— Direction —
The entries below need to be written out exactly, with no pictures included.

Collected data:

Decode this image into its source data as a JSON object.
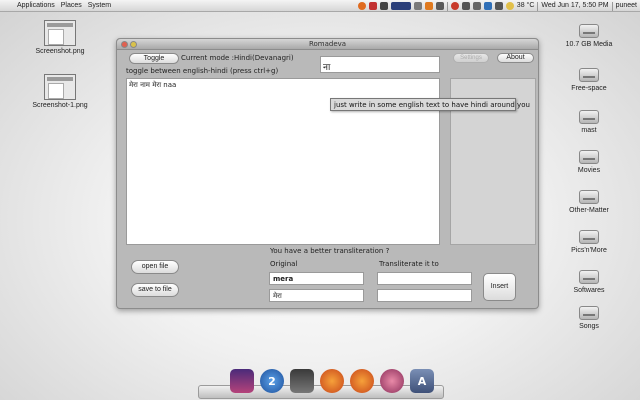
{
  "topbar": {
    "apple_glyph": "",
    "menus": [
      "Applications",
      "Places",
      "System"
    ],
    "temperature": "38 °C",
    "clock": "Wed Jun 17,  5:50 PM",
    "user": "puneet"
  },
  "desktop_left": [
    {
      "label": "Screenshot.png"
    },
    {
      "label": "Screenshot-1.png"
    }
  ],
  "desktop_right": [
    {
      "label": "10.7 GB Media"
    },
    {
      "label": "Free-space"
    },
    {
      "label": "mast"
    },
    {
      "label": "Movies"
    },
    {
      "label": "Other-Matter"
    },
    {
      "label": "Pics'n'More"
    },
    {
      "label": "Softwares"
    },
    {
      "label": "Songs"
    }
  ],
  "window": {
    "title": "Romadeva",
    "toggle_label": "Toggle",
    "current_mode": "Current mode :Hindi(Devanagri)",
    "toggle_hint": "toggle between english-hindi (press ctrl+g)",
    "preview_value": "ना",
    "settings_label": "Settings",
    "about_label": "About",
    "editor_text": "मेरा नाम मेरा naa",
    "tooltip": "just write in some english text to have hindi around you",
    "better_prompt": "You have a better transliteration ?",
    "original_label": "Original",
    "transliterate_label": "Transliterate it to",
    "original_value": "mera",
    "original_hindi": "मेरा",
    "translit_value_1": "",
    "translit_value_2": "",
    "insert_label": "Insert",
    "open_file_label": "open file",
    "save_file_label": "save to file"
  },
  "dock": {
    "icons": [
      "finder-icon",
      "photos-icon",
      "dashboard-icon",
      "terminal-icon",
      "firefox-icon",
      "firefox-alt-icon",
      "itunes-icon",
      "dictionary-icon"
    ],
    "badges": [
      "",
      "",
      "2",
      "",
      "",
      "",
      "",
      "A"
    ]
  },
  "colors": {
    "window_bg": "#b9b9b9",
    "dock_bg": "#d6d6d6"
  }
}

— Task result —
Decode this image into its source data as a JSON object.
{
  "topbar": {
    "apple_glyph": "",
    "menus": [
      "Applications",
      "Places",
      "System"
    ],
    "temperature": "38 °C",
    "clock": "Wed Jun 17,  5:50 PM",
    "user": "puneet"
  },
  "desktop_left": [
    {
      "label": "Screenshot.png"
    },
    {
      "label": "Screenshot-1.png"
    }
  ],
  "desktop_right": [
    {
      "label": "10.7 GB Media"
    },
    {
      "label": "Free-space"
    },
    {
      "label": "mast"
    },
    {
      "label": "Movies"
    },
    {
      "label": "Other-Matter"
    },
    {
      "label": "Pics'n'More"
    },
    {
      "label": "Softwares"
    },
    {
      "label": "Songs"
    }
  ],
  "window": {
    "title": "Romadeva",
    "toggle_label": "Toggle",
    "current_mode": "Current mode :Hindi(Devanagri)",
    "toggle_hint": "toggle between english-hindi (press ctrl+g)",
    "preview_value": "ना",
    "settings_label": "Settings",
    "about_label": "About",
    "editor_text": "मेरा नाम मेरा naa",
    "tooltip": "just write in some english text to have hindi around you",
    "better_prompt": "You have a better transliteration ?",
    "original_label": "Original",
    "transliterate_label": "Transliterate it to",
    "original_value": "mera",
    "original_hindi": "मेरा",
    "translit_value_1": "",
    "translit_value_2": "",
    "insert_label": "Insert",
    "open_file_label": "open file",
    "save_file_label": "save to file"
  },
  "dock": {
    "icons": [
      "finder-icon",
      "photos-icon",
      "dashboard-icon",
      "terminal-icon",
      "firefox-icon",
      "firefox-alt-icon",
      "itunes-icon",
      "dictionary-icon"
    ],
    "badges": [
      "",
      "",
      "2",
      "",
      "",
      "",
      "",
      "A"
    ]
  },
  "colors": {
    "window_bg": "#b9b9b9",
    "dock_bg": "#d6d6d6"
  }
}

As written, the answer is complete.